§ Extracted entries
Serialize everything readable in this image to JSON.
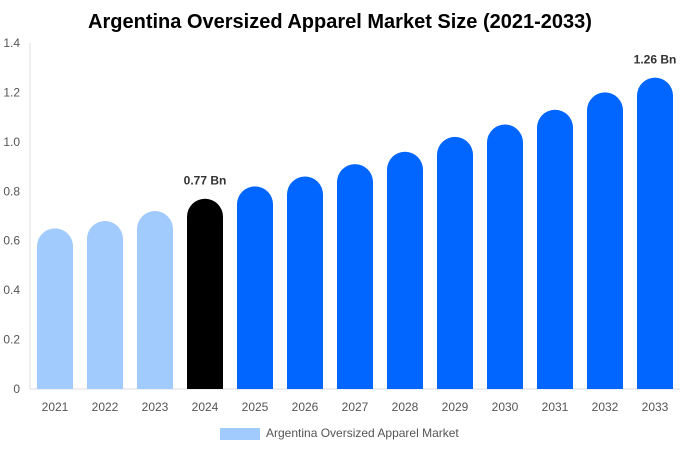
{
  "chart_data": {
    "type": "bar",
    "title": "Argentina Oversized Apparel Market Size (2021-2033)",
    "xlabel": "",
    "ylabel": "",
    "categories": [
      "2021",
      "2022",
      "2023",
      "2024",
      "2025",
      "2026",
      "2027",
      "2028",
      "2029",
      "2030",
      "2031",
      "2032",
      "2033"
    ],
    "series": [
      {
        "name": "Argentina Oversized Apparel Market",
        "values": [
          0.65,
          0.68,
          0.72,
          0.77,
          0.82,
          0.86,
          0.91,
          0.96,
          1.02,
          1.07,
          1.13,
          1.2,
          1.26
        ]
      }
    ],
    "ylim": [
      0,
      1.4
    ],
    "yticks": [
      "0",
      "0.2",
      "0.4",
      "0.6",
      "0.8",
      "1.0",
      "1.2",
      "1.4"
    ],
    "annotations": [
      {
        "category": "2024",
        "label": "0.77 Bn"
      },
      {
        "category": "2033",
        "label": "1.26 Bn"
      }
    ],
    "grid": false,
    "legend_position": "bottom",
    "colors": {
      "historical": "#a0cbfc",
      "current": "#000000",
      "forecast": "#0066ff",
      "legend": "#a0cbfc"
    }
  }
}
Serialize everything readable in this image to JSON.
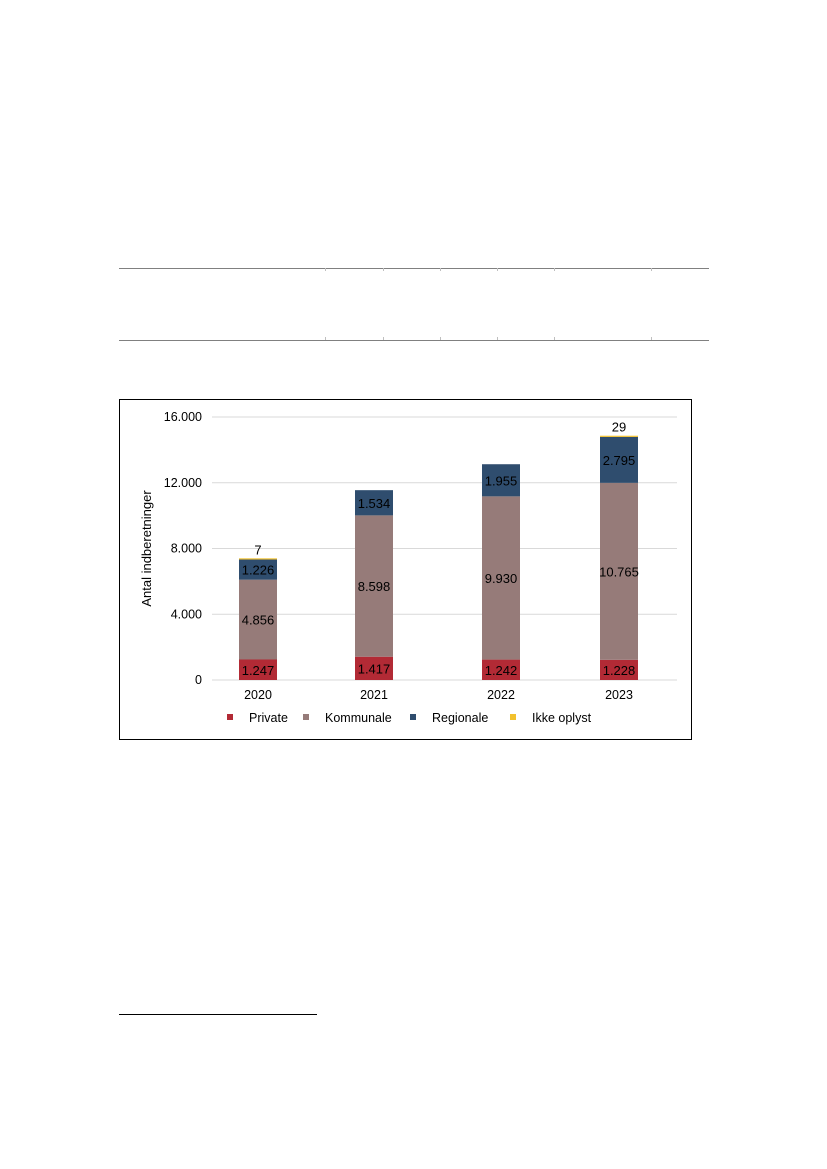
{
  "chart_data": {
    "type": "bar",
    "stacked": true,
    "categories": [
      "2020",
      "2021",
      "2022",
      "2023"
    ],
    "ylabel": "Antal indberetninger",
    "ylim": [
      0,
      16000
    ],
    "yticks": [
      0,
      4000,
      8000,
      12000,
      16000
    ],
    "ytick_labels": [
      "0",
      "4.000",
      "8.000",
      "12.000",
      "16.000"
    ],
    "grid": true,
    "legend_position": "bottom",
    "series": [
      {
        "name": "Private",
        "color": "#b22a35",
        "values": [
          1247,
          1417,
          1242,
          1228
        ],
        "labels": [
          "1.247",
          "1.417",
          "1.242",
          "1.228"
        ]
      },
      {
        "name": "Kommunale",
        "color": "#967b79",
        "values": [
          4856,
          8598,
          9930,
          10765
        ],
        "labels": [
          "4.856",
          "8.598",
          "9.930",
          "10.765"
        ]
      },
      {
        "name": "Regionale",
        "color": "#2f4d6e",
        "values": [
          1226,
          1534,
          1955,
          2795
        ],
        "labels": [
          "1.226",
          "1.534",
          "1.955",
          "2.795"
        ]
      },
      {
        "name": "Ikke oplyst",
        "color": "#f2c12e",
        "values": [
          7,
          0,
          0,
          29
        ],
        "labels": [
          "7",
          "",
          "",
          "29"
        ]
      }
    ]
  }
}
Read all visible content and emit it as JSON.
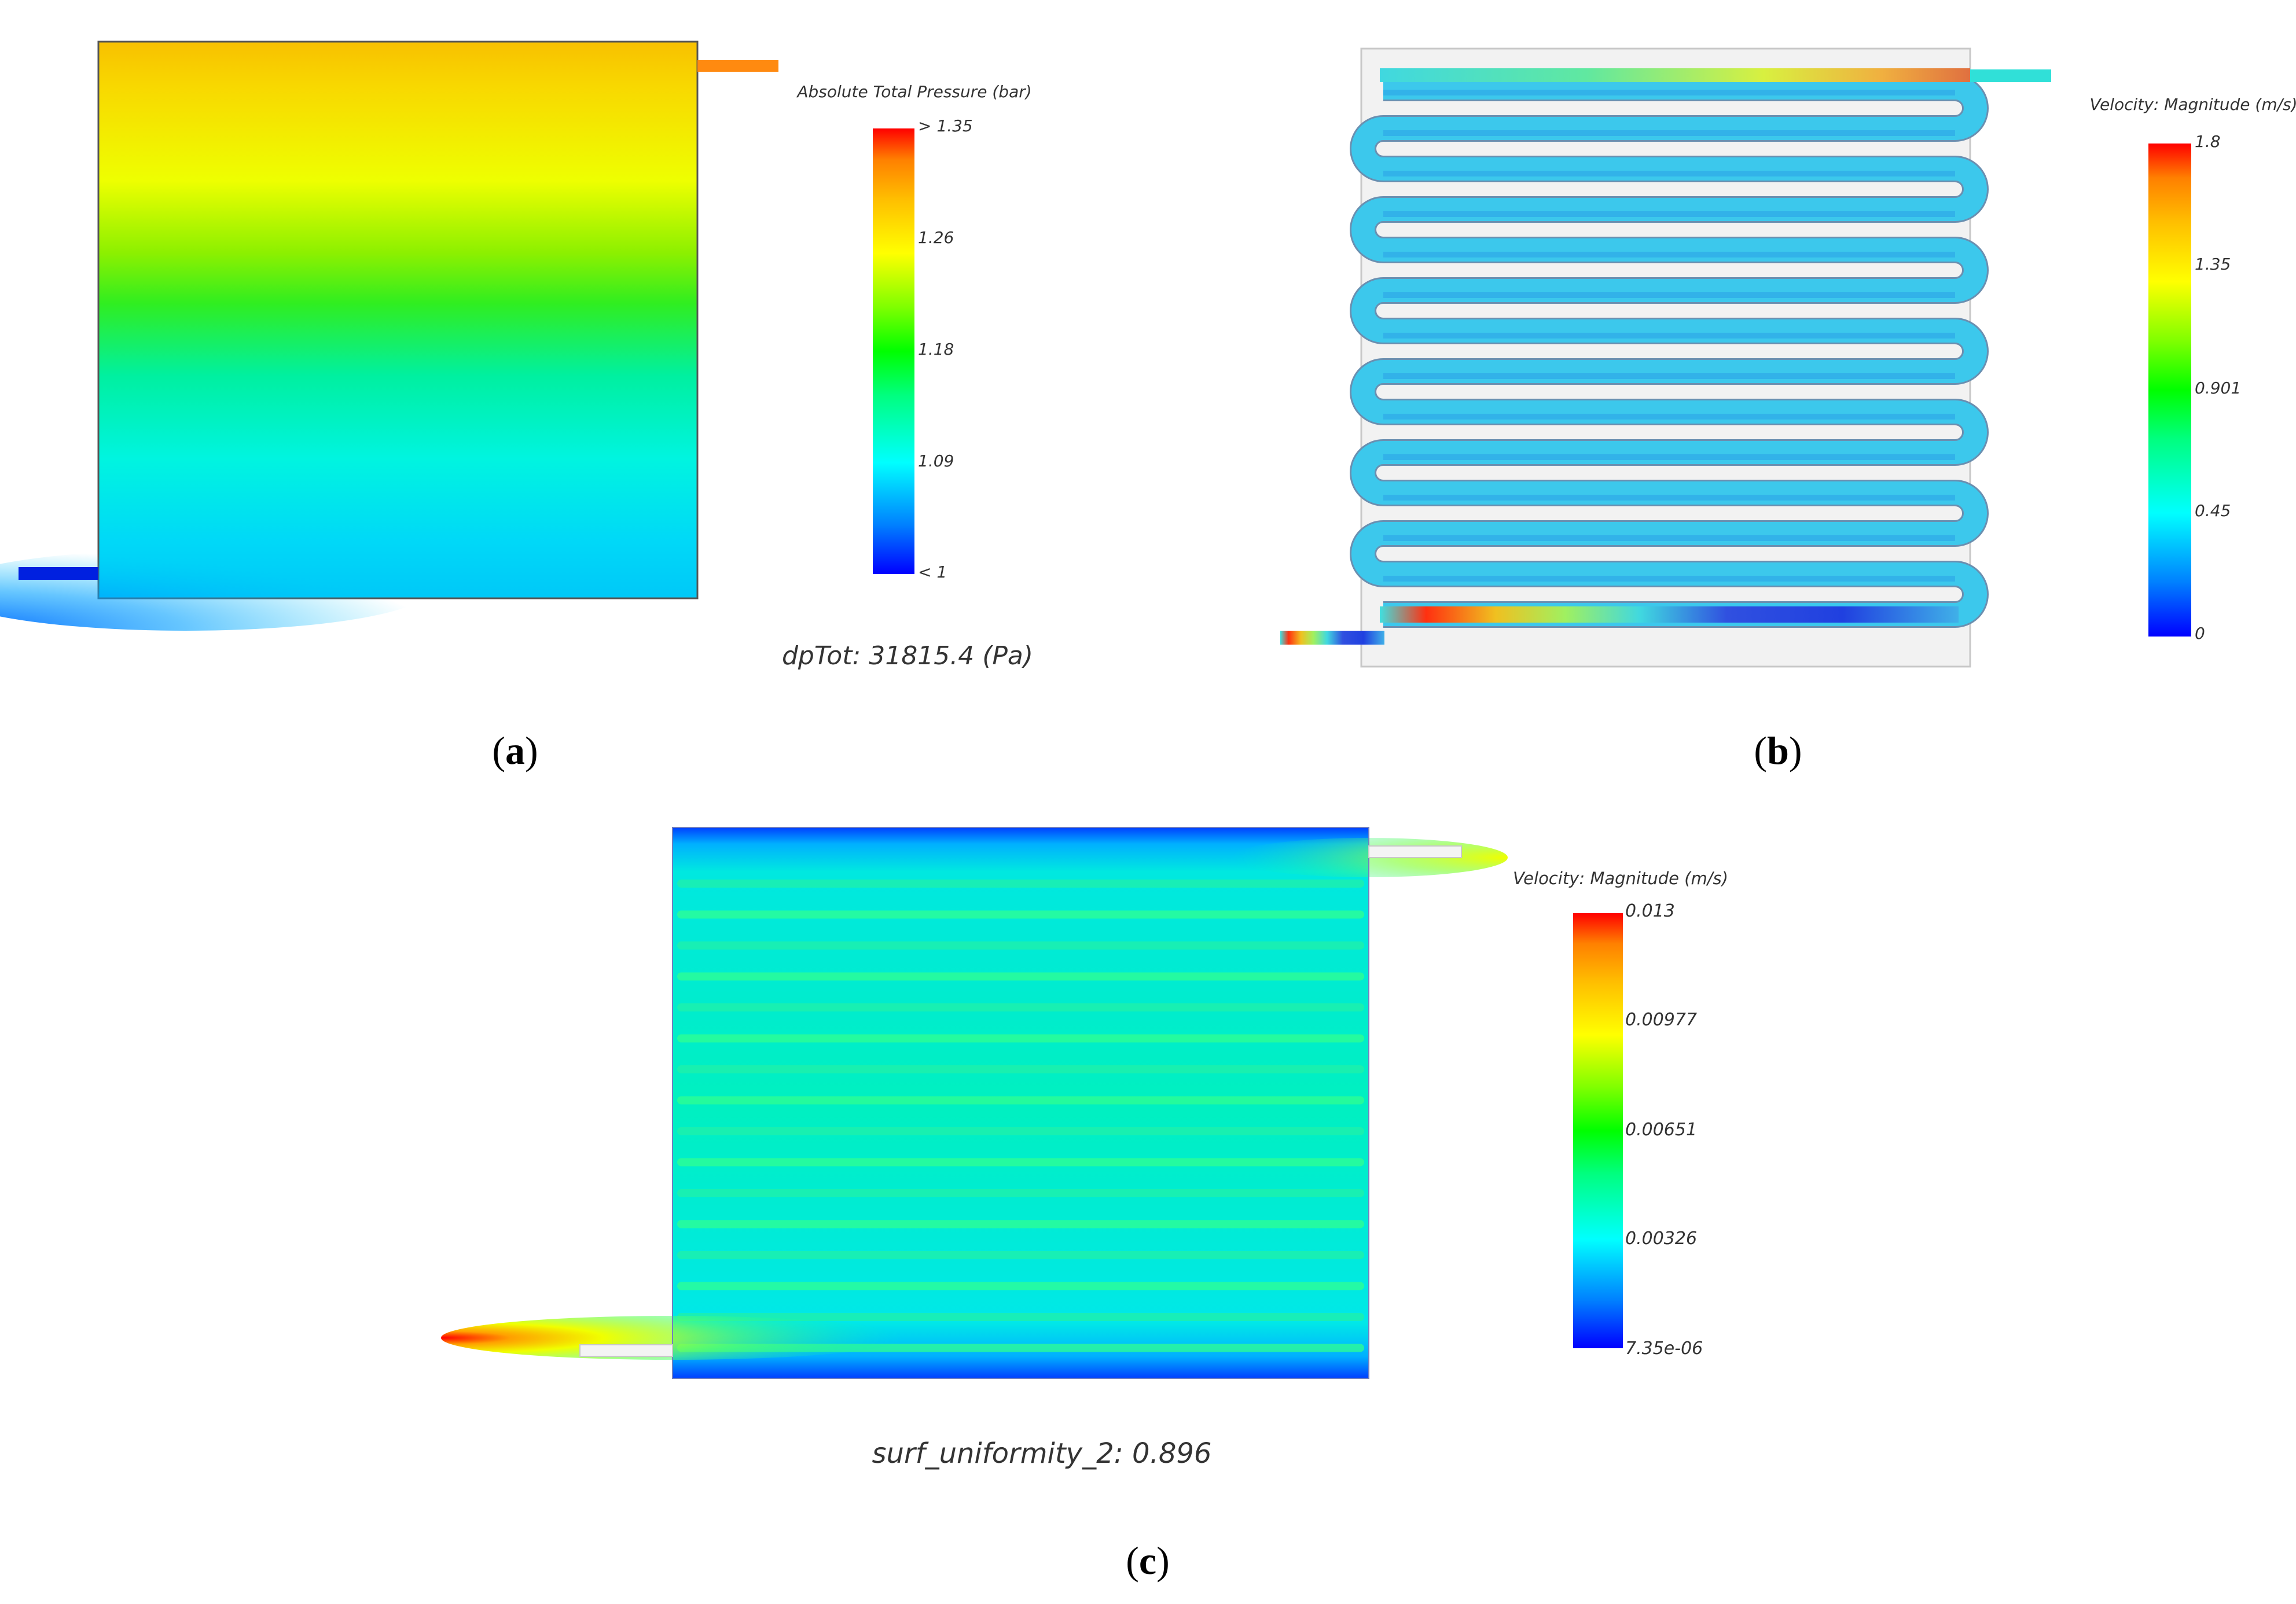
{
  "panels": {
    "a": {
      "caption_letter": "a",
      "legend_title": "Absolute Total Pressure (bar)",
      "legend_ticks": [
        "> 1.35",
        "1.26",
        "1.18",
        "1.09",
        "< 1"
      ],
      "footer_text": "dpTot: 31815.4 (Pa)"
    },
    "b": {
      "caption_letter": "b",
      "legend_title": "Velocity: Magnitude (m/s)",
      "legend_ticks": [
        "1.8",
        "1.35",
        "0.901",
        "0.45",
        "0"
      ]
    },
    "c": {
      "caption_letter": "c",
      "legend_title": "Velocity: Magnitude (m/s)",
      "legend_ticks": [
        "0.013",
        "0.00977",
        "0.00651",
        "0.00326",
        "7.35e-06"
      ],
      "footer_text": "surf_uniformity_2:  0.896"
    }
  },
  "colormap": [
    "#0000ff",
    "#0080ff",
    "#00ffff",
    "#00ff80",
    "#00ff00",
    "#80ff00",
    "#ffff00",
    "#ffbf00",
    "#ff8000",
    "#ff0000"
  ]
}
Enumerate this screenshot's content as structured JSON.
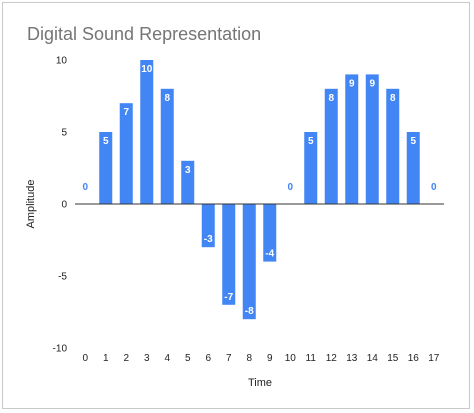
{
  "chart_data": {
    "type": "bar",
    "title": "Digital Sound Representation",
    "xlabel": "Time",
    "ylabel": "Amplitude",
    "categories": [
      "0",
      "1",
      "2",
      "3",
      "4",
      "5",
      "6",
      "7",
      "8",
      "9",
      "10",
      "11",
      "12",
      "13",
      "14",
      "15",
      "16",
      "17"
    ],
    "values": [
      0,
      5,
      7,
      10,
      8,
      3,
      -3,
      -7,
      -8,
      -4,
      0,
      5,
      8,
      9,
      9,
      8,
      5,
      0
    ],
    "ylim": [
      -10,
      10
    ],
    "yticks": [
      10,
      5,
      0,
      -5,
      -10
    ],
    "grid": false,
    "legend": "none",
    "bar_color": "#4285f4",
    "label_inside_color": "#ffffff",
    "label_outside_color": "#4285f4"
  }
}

§ Do this
Replicate the material above verbatim; images stay out of the copy.

§ Worked answer
Serialize everything readable in this image to JSON.
{
  "chart_data": {
    "type": "bar",
    "title": "Argentina Oversized Apparel Market Size (2021-2033)",
    "xlabel": "",
    "ylabel": "",
    "categories": [
      "2021",
      "2022",
      "2023",
      "2024",
      "2025",
      "2026",
      "2027",
      "2028",
      "2029",
      "2030",
      "2031",
      "2032",
      "2033"
    ],
    "series": [
      {
        "name": "Argentina Oversized Apparel Market",
        "values": [
          0.65,
          0.68,
          0.72,
          0.77,
          0.82,
          0.86,
          0.91,
          0.96,
          1.02,
          1.07,
          1.13,
          1.2,
          1.26
        ]
      }
    ],
    "ylim": [
      0,
      1.4
    ],
    "yticks": [
      "0",
      "0.2",
      "0.4",
      "0.6",
      "0.8",
      "1.0",
      "1.2",
      "1.4"
    ],
    "annotations": [
      {
        "category": "2024",
        "label": "0.77 Bn"
      },
      {
        "category": "2033",
        "label": "1.26 Bn"
      }
    ],
    "grid": false,
    "legend_position": "bottom",
    "colors": {
      "historical": "#a0cbfc",
      "current": "#000000",
      "forecast": "#0066ff",
      "legend": "#a0cbfc"
    }
  }
}
Serialize everything readable in this image to JSON.
{
  "chart_data": {
    "type": "bar",
    "stacked": true,
    "categories": [
      "2020",
      "2021",
      "2022",
      "2023"
    ],
    "ylabel": "Antal indberetninger",
    "ylim": [
      0,
      16000
    ],
    "yticks": [
      0,
      4000,
      8000,
      12000,
      16000
    ],
    "ytick_labels": [
      "0",
      "4.000",
      "8.000",
      "12.000",
      "16.000"
    ],
    "grid": true,
    "legend_position": "bottom",
    "series": [
      {
        "name": "Private",
        "color": "#b22a35",
        "values": [
          1247,
          1417,
          1242,
          1228
        ],
        "labels": [
          "1.247",
          "1.417",
          "1.242",
          "1.228"
        ]
      },
      {
        "name": "Kommunale",
        "color": "#967b79",
        "values": [
          4856,
          8598,
          9930,
          10765
        ],
        "labels": [
          "4.856",
          "8.598",
          "9.930",
          "10.765"
        ]
      },
      {
        "name": "Regionale",
        "color": "#2f4d6e",
        "values": [
          1226,
          1534,
          1955,
          2795
        ],
        "labels": [
          "1.226",
          "1.534",
          "1.955",
          "2.795"
        ]
      },
      {
        "name": "Ikke oplyst",
        "color": "#f2c12e",
        "values": [
          7,
          0,
          0,
          29
        ],
        "labels": [
          "7",
          "",
          "",
          "29"
        ]
      }
    ]
  }
}
Read all visible content and emit it as JSON.
{
  "panels": {
    "a": {
      "caption_letter": "a",
      "legend_title": "Absolute Total Pressure (bar)",
      "legend_ticks": [
        "> 1.35",
        "1.26",
        "1.18",
        "1.09",
        "< 1"
      ],
      "footer_text": "dpTot: 31815.4 (Pa)"
    },
    "b": {
      "caption_letter": "b",
      "legend_title": "Velocity: Magnitude (m/s)",
      "legend_ticks": [
        "1.8",
        "1.35",
        "0.901",
        "0.45",
        "0"
      ]
    },
    "c": {
      "caption_letter": "c",
      "legend_title": "Velocity: Magnitude (m/s)",
      "legend_ticks": [
        "0.013",
        "0.00977",
        "0.00651",
        "0.00326",
        "7.35e-06"
      ],
      "footer_text": "surf_uniformity_2:  0.896"
    }
  },
  "colormap": [
    "#0000ff",
    "#0080ff",
    "#00ffff",
    "#00ff80",
    "#00ff00",
    "#80ff00",
    "#ffff00",
    "#ffbf00",
    "#ff8000",
    "#ff0000"
  ]
}
Enumerate this screenshot's content as structured JSON.
{
  "chart_data": {
    "type": "bar",
    "title": "Digital Sound Representation",
    "xlabel": "Time",
    "ylabel": "Amplitude",
    "categories": [
      "0",
      "1",
      "2",
      "3",
      "4",
      "5",
      "6",
      "7",
      "8",
      "9",
      "10",
      "11",
      "12",
      "13",
      "14",
      "15",
      "16",
      "17"
    ],
    "values": [
      0,
      5,
      7,
      10,
      8,
      3,
      -3,
      -7,
      -8,
      -4,
      0,
      5,
      8,
      9,
      9,
      8,
      5,
      0
    ],
    "ylim": [
      -10,
      10
    ],
    "yticks": [
      10,
      5,
      0,
      -5,
      -10
    ],
    "grid": false,
    "legend": "none",
    "bar_color": "#4285f4",
    "label_inside_color": "#ffffff",
    "label_outside_color": "#4285f4"
  }
}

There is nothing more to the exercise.